SHORT TASK =
Convert the lines of the material that run from the one containing "sun-flux-data-point xyxy=(652,482,661,491)" through the one containing "mixdepth-data-point xyxy=(279,317,288,326)", both included, into a JSON list of strings with one string per line and no blank lines. Include only those lines.

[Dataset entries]
━━━━━━━━━━━━━━━━

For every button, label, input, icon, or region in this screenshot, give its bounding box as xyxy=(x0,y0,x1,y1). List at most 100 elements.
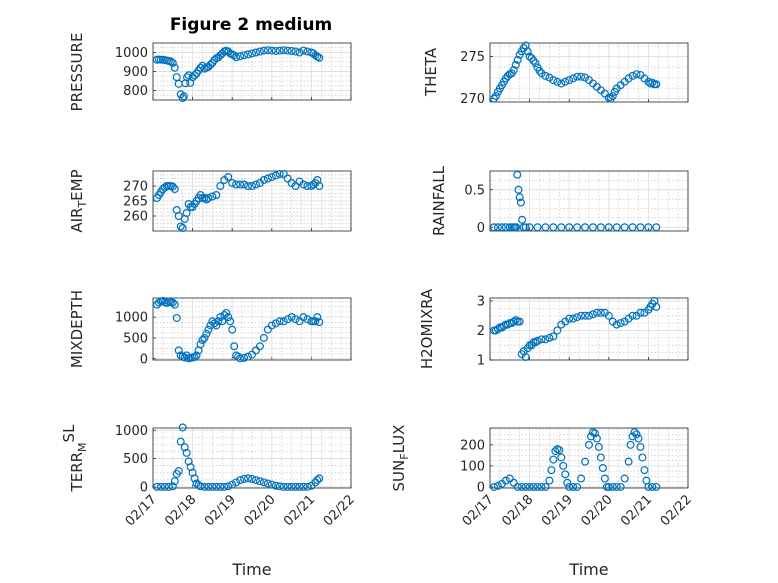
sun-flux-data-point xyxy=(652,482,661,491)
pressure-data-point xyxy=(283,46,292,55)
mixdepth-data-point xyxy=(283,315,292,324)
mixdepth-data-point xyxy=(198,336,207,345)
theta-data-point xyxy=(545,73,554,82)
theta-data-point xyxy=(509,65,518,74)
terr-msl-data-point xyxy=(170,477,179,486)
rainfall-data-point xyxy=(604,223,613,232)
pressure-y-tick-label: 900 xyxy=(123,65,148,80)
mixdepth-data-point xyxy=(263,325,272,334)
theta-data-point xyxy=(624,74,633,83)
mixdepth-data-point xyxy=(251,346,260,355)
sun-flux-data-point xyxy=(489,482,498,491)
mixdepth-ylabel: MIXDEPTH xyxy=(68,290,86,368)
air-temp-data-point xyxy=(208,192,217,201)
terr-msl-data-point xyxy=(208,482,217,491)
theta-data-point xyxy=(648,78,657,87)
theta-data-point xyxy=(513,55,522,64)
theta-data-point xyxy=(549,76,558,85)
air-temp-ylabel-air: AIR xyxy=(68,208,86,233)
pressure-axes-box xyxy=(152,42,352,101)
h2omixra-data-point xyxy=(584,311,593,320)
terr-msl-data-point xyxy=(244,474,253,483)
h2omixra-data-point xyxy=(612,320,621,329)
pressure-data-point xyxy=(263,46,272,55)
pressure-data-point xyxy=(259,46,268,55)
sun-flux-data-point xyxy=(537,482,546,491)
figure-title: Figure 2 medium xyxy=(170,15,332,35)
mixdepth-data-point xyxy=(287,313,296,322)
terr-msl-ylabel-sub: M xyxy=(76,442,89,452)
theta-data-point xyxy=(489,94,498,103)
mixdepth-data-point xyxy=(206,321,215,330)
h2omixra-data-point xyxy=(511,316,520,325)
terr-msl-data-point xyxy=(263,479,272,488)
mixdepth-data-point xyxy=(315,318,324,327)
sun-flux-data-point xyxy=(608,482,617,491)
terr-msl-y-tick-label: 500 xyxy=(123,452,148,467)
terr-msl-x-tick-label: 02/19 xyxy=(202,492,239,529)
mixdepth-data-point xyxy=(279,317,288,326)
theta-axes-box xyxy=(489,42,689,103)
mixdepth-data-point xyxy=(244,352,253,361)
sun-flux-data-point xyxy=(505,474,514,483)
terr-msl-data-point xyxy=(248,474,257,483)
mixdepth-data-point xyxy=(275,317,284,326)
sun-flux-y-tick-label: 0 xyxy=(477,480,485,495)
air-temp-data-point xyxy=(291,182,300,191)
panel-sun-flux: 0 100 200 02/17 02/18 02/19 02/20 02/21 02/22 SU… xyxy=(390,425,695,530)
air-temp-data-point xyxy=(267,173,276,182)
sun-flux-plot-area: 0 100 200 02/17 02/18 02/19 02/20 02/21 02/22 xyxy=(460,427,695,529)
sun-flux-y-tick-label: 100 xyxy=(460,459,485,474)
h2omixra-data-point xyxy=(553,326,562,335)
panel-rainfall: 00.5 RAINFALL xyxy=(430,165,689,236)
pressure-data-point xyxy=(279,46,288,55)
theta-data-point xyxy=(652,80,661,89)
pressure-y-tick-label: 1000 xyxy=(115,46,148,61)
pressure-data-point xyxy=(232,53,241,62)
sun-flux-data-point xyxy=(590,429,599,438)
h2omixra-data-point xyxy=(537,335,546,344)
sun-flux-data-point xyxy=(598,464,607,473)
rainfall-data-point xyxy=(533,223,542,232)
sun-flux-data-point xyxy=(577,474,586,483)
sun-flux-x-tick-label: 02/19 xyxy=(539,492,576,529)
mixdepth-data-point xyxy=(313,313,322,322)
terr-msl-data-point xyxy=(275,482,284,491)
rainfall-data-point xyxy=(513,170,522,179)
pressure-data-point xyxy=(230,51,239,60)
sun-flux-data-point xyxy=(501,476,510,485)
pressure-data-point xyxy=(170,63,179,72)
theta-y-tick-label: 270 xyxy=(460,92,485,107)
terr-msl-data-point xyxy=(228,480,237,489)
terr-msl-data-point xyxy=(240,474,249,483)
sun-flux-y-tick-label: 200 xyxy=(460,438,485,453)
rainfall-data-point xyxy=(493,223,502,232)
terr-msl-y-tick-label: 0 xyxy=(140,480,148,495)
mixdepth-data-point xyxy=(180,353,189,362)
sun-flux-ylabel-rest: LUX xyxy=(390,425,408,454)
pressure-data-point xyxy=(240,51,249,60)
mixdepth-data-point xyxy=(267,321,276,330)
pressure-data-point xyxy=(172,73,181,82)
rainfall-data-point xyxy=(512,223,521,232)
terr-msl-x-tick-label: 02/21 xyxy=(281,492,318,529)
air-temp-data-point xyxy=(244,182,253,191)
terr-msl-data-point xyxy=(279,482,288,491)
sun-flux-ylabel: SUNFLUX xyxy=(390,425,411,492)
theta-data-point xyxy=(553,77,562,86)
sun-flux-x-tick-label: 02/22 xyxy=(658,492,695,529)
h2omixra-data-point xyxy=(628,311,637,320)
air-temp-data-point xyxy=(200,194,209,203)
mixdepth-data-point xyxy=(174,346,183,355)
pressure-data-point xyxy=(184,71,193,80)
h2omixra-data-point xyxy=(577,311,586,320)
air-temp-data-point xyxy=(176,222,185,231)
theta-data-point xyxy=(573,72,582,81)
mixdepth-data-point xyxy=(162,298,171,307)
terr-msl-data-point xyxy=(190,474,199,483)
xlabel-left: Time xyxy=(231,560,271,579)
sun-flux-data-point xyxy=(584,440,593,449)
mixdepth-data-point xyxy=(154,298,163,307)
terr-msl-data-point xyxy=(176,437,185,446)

━━━━━━━━━━━━━━━━

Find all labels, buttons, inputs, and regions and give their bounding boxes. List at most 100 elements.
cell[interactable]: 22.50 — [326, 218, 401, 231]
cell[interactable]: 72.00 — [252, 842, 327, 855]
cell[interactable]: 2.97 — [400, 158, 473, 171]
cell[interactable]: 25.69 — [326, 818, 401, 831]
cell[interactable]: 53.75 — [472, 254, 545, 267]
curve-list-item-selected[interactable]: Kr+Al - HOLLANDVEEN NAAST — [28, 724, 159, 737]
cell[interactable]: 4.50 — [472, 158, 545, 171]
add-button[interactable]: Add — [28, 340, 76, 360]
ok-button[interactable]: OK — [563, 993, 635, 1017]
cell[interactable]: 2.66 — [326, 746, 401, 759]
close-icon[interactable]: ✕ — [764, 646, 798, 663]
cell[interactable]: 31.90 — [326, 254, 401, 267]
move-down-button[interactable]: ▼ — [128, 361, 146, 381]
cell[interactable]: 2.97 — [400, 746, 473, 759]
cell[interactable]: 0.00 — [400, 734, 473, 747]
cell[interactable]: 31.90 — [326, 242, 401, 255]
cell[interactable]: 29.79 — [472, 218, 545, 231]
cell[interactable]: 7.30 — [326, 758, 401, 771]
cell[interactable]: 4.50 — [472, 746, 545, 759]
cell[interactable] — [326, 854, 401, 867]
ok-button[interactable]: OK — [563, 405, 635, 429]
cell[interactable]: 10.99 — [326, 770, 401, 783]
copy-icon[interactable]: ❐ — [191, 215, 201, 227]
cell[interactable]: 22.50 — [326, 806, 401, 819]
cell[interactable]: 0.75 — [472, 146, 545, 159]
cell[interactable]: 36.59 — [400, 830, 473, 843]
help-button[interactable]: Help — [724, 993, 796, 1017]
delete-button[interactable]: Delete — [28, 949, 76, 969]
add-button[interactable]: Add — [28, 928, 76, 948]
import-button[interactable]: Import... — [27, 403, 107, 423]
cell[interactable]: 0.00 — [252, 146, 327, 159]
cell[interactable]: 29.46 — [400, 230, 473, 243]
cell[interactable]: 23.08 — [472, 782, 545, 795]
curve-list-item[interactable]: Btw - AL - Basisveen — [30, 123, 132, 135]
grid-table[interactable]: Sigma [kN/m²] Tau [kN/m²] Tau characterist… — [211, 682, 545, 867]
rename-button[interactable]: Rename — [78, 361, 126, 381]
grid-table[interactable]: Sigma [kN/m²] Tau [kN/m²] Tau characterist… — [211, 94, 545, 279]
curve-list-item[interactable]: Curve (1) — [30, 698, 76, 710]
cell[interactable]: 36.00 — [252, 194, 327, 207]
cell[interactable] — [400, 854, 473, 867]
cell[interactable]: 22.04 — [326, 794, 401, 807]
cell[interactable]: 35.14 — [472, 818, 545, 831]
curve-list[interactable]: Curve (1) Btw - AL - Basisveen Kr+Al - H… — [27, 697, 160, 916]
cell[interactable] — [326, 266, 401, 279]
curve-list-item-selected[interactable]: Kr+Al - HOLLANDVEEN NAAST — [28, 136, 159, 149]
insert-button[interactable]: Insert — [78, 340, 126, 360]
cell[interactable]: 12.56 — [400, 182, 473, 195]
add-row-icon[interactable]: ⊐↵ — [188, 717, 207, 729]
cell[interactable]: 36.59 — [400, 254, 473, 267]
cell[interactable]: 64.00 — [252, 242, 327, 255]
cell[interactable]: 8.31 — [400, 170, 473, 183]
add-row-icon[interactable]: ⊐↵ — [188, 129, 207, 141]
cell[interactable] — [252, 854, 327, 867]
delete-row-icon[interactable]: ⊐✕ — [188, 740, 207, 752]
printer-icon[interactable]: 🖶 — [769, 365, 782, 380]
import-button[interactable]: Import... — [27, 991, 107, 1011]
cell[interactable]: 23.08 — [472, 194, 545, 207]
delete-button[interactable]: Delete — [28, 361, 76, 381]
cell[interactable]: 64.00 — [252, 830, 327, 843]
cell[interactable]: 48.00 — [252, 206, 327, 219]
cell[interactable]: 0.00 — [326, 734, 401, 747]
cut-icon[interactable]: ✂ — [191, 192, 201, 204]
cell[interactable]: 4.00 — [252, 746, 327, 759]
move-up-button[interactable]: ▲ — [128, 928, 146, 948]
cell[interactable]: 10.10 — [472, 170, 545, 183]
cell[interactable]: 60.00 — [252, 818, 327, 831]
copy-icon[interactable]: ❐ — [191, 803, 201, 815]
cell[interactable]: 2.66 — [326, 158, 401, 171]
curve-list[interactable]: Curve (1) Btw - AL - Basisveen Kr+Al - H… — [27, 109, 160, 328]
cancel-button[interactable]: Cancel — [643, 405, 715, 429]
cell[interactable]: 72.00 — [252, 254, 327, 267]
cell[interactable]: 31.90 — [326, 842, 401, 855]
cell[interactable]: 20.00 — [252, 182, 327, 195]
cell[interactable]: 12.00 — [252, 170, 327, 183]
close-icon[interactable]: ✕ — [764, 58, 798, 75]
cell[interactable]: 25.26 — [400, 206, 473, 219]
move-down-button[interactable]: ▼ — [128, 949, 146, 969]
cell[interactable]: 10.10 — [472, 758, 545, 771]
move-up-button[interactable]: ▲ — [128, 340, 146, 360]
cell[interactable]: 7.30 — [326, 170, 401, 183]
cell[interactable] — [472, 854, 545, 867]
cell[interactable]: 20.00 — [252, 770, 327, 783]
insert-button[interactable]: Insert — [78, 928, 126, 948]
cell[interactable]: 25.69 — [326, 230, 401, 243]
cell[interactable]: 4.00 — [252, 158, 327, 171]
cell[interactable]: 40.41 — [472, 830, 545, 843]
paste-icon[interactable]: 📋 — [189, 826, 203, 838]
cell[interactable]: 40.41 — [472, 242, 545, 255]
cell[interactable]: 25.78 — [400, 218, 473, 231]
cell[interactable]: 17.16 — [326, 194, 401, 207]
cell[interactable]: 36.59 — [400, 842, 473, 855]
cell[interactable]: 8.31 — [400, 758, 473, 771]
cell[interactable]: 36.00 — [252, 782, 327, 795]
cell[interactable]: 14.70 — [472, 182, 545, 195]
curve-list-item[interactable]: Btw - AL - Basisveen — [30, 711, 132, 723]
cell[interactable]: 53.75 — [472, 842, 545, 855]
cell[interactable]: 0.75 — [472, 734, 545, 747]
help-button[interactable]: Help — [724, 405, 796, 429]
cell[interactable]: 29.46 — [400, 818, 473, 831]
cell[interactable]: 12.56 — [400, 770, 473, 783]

━━━━━━━━━━━━━━━━

SOLVED PROBLEM =
[
  "sun-flux-data-point xyxy=(652,482,661,491)",
  "pressure-data-point xyxy=(283,46,292,55)",
  "mixdepth-data-point xyxy=(283,315,292,324)",
  "mixdepth-data-point xyxy=(198,336,207,345)",
  "theta-data-point xyxy=(545,73,554,82)",
  "theta-data-point xyxy=(509,65,518,74)",
  "terr-msl-data-point xyxy=(170,477,179,486)",
  "rainfall-data-point xyxy=(604,223,613,232)",
  "pressure-y-tick-label: 900 xyxy=(123,65,148,80)",
  "mixdepth-data-point xyxy=(263,325,272,334)",
  "theta-data-point xyxy=(624,74,633,83)",
  "mixdepth-data-point xyxy=(251,346,260,355)",
  "sun-flux-data-point xyxy=(489,482,498,491)",
  "mixdepth-ylabel: MIXDEPTH xyxy=(68,290,86,368)",
  "air-temp-data-point xyxy=(208,192,217,201)",
  "terr-msl-data-point xyxy=(208,482,217,491)",
  "theta-data-point xyxy=(648,78,657,87)",
  "theta-data-point xyxy=(513,55,522,64)",
  "theta-data-point xyxy=(549,76,558,85)",
  "air-temp-ylabel-air: AIR xyxy=(68,208,86,233)",
  "pressure-axes-box xyxy=(152,42,352,101)",
  "h2omixra-data-point xyxy=(584,311,593,320)",
  "terr-msl-data-point xyxy=(244,474,253,483)",
  "h2omixra-data-point xyxy=(612,320,621,329)",
  "pressure-data-point xyxy=(263,46,272,55)",
  "pressure-data-point xyxy=(259,46,268,55)",
  "sun-flux-data-point xyxy=(537,482,546,491)",
  "figure-title: Figure 2 medium xyxy=(170,15,332,35)",
  "mixdepth-data-point xyxy=(287,313,296,322)",
  "terr-msl-ylabel-sub: M xyxy=(76,442,89,452)",
  "theta-data-point xyxy=(489,94,498,103)",
  "mixdepth-data-point xyxy=(206,321,215,330)",
  "h2omixra-data-point xyxy=(511,316,520,325)",
  "terr-msl-data-point xyxy=(263,479,272,488)",
  "mixdepth-data-point xyxy=(315,318,324,327)",
  "sun-flux-data-point xyxy=(608,482,617,491)",
  "terr-msl-y-tick-label: 500 xyxy=(123,452,148,467)",
  "terr-msl-x-tick-label: 02/19 xyxy=(202,492,239,529)",
  "mixdepth-data-point xyxy=(279,317,288,326)"
]